Within the data that follows, how many lines carry the string "this"? Give the number alone.

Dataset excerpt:
>> BEGIN

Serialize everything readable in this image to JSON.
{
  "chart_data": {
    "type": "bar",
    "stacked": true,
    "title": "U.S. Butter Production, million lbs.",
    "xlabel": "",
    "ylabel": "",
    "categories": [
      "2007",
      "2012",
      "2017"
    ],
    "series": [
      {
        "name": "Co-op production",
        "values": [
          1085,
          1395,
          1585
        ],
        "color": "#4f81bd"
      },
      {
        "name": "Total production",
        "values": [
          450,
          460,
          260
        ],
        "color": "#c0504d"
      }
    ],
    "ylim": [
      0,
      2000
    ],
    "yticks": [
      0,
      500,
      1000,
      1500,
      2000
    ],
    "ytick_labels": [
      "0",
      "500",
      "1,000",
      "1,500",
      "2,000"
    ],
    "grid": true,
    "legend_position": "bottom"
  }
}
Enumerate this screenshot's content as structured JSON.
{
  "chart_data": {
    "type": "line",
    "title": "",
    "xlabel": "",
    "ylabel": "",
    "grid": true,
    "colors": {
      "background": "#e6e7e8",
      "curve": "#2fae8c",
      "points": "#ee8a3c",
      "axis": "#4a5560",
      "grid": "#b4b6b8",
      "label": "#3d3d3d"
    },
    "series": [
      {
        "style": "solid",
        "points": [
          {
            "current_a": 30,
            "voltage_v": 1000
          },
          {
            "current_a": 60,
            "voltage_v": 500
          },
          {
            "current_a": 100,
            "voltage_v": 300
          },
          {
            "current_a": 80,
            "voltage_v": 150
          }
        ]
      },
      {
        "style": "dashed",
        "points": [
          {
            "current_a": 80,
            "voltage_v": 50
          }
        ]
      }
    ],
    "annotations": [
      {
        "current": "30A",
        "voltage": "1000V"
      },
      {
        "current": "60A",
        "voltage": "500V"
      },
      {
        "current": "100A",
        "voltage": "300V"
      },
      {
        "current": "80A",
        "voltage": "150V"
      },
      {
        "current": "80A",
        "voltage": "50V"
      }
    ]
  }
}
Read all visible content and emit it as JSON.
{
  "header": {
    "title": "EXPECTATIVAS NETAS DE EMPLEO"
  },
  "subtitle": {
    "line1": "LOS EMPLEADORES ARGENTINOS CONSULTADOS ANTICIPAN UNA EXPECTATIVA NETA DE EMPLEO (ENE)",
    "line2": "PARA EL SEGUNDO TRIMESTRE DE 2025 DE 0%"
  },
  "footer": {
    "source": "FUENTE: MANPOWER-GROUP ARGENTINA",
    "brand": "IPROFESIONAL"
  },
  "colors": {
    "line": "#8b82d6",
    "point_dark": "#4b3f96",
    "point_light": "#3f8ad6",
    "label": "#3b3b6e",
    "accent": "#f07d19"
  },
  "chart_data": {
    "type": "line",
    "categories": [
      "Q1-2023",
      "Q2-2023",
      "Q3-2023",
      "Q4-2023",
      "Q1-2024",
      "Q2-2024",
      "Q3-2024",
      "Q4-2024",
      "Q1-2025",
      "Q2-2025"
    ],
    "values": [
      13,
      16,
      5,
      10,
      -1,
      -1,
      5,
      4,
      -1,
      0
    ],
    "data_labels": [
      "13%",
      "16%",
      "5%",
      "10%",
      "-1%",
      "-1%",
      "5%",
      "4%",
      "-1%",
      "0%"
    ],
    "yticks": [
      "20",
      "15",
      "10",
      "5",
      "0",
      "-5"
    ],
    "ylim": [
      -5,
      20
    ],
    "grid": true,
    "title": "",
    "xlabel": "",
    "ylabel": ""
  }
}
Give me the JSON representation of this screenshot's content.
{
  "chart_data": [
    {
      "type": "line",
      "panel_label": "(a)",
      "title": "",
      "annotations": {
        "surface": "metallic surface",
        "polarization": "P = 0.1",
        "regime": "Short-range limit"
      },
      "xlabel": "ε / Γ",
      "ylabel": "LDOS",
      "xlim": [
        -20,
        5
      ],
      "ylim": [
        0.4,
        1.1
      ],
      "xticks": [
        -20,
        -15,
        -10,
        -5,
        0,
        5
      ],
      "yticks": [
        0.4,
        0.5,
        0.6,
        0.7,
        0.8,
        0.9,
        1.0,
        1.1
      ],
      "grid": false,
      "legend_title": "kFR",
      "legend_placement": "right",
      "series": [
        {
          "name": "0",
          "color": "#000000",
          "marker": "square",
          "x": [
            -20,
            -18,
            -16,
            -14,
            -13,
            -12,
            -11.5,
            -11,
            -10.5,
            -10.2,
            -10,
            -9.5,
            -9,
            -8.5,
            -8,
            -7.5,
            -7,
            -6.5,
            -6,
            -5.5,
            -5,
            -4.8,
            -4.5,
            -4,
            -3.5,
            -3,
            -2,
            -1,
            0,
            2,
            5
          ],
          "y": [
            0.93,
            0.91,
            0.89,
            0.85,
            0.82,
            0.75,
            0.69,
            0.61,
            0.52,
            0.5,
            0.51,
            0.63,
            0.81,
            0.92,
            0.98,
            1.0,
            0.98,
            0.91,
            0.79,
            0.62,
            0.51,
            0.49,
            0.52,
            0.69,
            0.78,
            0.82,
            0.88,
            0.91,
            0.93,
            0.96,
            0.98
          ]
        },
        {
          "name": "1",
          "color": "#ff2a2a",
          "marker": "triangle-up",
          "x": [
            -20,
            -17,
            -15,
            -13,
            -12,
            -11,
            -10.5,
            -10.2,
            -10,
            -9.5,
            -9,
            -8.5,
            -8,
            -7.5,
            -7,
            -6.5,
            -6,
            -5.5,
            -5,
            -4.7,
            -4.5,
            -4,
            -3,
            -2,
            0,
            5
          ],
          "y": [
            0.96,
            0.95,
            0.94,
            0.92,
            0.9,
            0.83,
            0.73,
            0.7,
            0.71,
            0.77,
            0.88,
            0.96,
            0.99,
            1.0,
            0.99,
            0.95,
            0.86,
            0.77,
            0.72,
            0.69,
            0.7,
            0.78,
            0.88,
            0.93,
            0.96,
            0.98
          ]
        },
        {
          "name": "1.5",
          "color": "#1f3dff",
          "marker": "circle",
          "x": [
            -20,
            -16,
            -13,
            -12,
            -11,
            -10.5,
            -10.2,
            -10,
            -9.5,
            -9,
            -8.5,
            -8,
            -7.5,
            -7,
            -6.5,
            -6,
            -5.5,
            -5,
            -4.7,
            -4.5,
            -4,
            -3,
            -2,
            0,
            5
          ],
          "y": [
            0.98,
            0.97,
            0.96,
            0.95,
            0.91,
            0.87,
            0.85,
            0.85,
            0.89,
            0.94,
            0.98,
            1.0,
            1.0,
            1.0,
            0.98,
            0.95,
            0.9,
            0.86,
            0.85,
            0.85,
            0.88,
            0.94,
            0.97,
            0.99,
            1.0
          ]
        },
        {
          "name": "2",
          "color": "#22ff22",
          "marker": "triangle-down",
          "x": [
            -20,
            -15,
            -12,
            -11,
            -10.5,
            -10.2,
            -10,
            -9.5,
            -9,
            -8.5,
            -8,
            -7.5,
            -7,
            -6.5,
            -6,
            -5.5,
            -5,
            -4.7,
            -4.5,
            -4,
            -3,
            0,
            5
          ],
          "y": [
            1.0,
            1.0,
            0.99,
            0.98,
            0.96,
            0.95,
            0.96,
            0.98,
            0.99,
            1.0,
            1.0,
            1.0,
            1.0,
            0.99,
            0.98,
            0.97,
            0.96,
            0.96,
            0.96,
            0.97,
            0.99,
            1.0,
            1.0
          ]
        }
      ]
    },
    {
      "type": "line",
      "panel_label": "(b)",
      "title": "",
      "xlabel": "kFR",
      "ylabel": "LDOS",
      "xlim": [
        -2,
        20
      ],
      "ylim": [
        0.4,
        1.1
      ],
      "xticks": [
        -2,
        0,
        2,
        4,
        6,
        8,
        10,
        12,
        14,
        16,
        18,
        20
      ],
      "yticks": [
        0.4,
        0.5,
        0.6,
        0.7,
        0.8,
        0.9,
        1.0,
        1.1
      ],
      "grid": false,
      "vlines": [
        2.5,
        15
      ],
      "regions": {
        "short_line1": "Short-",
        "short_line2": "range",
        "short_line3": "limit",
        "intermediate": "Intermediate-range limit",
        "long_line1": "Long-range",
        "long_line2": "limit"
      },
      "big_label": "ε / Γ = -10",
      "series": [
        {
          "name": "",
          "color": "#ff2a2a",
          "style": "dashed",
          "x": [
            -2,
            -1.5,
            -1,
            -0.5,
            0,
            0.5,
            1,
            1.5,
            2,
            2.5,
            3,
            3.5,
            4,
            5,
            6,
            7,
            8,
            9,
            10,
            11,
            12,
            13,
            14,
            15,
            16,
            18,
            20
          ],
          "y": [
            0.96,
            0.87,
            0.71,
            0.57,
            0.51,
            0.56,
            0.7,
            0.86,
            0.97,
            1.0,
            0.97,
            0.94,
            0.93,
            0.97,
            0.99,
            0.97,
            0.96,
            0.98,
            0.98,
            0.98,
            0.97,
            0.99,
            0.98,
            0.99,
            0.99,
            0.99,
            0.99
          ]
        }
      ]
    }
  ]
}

>> END

Right answer:
3